# [Records]
++++++++++++++++++++

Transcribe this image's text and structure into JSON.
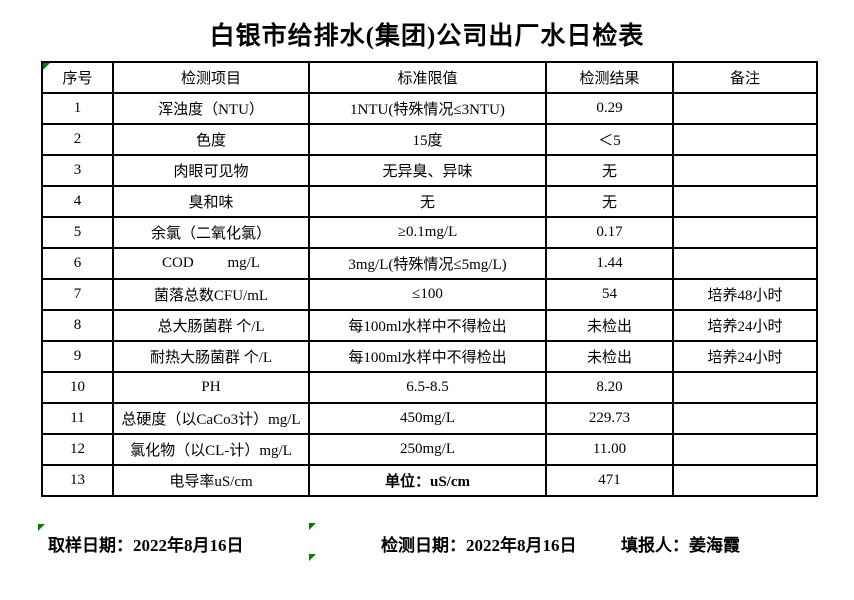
{
  "title": "白银市给排水(集团)公司出厂水日检表",
  "table": {
    "headers": [
      "序号",
      "检测项目",
      "标准限值",
      "检测结果",
      "备注"
    ],
    "rows": [
      [
        "1",
        "浑浊度（NTU）",
        "1NTU(特殊情况≤3NTU)",
        "0.29",
        ""
      ],
      [
        "2",
        "色度",
        "15度",
        "＜5",
        ""
      ],
      [
        "3",
        "肉眼可见物",
        "无异臭、异味",
        "无",
        ""
      ],
      [
        "4",
        "臭和味",
        "无",
        "无",
        ""
      ],
      [
        "5",
        "余氯（二氧化氯）",
        "≥0.1mg/L",
        "0.17",
        ""
      ],
      [
        "6",
        "COD         mg/L",
        "3mg/L(特殊情况≤5mg/L)",
        "1.44",
        ""
      ],
      [
        "7",
        "菌落总数CFU/mL",
        "≤100",
        "54",
        "培养48小时"
      ],
      [
        "8",
        "总大肠菌群 个/L",
        "每100ml水样中不得检出",
        "未检出",
        "培养24小时"
      ],
      [
        "9",
        "耐热大肠菌群 个/L",
        "每100ml水样中不得检出",
        "未检出",
        "培养24小时"
      ],
      [
        "10",
        "PH",
        "6.5-8.5",
        "8.20",
        ""
      ],
      [
        "11",
        "总硬度（以CaCo3计）mg/L",
        "450mg/L",
        "229.73",
        ""
      ],
      [
        "12",
        "氯化物（以CL-计）mg/L",
        "250mg/L",
        "11.00",
        ""
      ],
      [
        "13",
        "电导率uS/cm",
        "单位：uS/cm",
        "471",
        ""
      ]
    ]
  },
  "footer": {
    "sample_date": "取样日期：2022年8月16日",
    "test_date": "检测日期：2022年8月16日",
    "reporter": "填报人：姜海霞"
  },
  "colors": {
    "error_indicator_green": "#007e00",
    "grid_black": "#000000"
  }
}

++++++++++++++++++++

# [Work to be completed]
Output the entries above exactly. Drop the pictures.

# [Output of the task]
Transcribe this image's text and structure into JSON.
{
  "title": "白银市给排水(集团)公司出厂水日检表",
  "table": {
    "headers": [
      "序号",
      "检测项目",
      "标准限值",
      "检测结果",
      "备注"
    ],
    "rows": [
      [
        "1",
        "浑浊度（NTU）",
        "1NTU(特殊情况≤3NTU)",
        "0.29",
        ""
      ],
      [
        "2",
        "色度",
        "15度",
        "＜5",
        ""
      ],
      [
        "3",
        "肉眼可见物",
        "无异臭、异味",
        "无",
        ""
      ],
      [
        "4",
        "臭和味",
        "无",
        "无",
        ""
      ],
      [
        "5",
        "余氯（二氧化氯）",
        "≥0.1mg/L",
        "0.17",
        ""
      ],
      [
        "6",
        "COD         mg/L",
        "3mg/L(特殊情况≤5mg/L)",
        "1.44",
        ""
      ],
      [
        "7",
        "菌落总数CFU/mL",
        "≤100",
        "54",
        "培养48小时"
      ],
      [
        "8",
        "总大肠菌群 个/L",
        "每100ml水样中不得检出",
        "未检出",
        "培养24小时"
      ],
      [
        "9",
        "耐热大肠菌群 个/L",
        "每100ml水样中不得检出",
        "未检出",
        "培养24小时"
      ],
      [
        "10",
        "PH",
        "6.5-8.5",
        "8.20",
        ""
      ],
      [
        "11",
        "总硬度（以CaCo3计）mg/L",
        "450mg/L",
        "229.73",
        ""
      ],
      [
        "12",
        "氯化物（以CL-计）mg/L",
        "250mg/L",
        "11.00",
        ""
      ],
      [
        "13",
        "电导率uS/cm",
        "单位：uS/cm",
        "471",
        ""
      ]
    ]
  },
  "footer": {
    "sample_date": "取样日期：2022年8月16日",
    "test_date": "检测日期：2022年8月16日",
    "reporter": "填报人：姜海霞"
  },
  "colors": {
    "error_indicator_green": "#007e00",
    "grid_black": "#000000"
  }
}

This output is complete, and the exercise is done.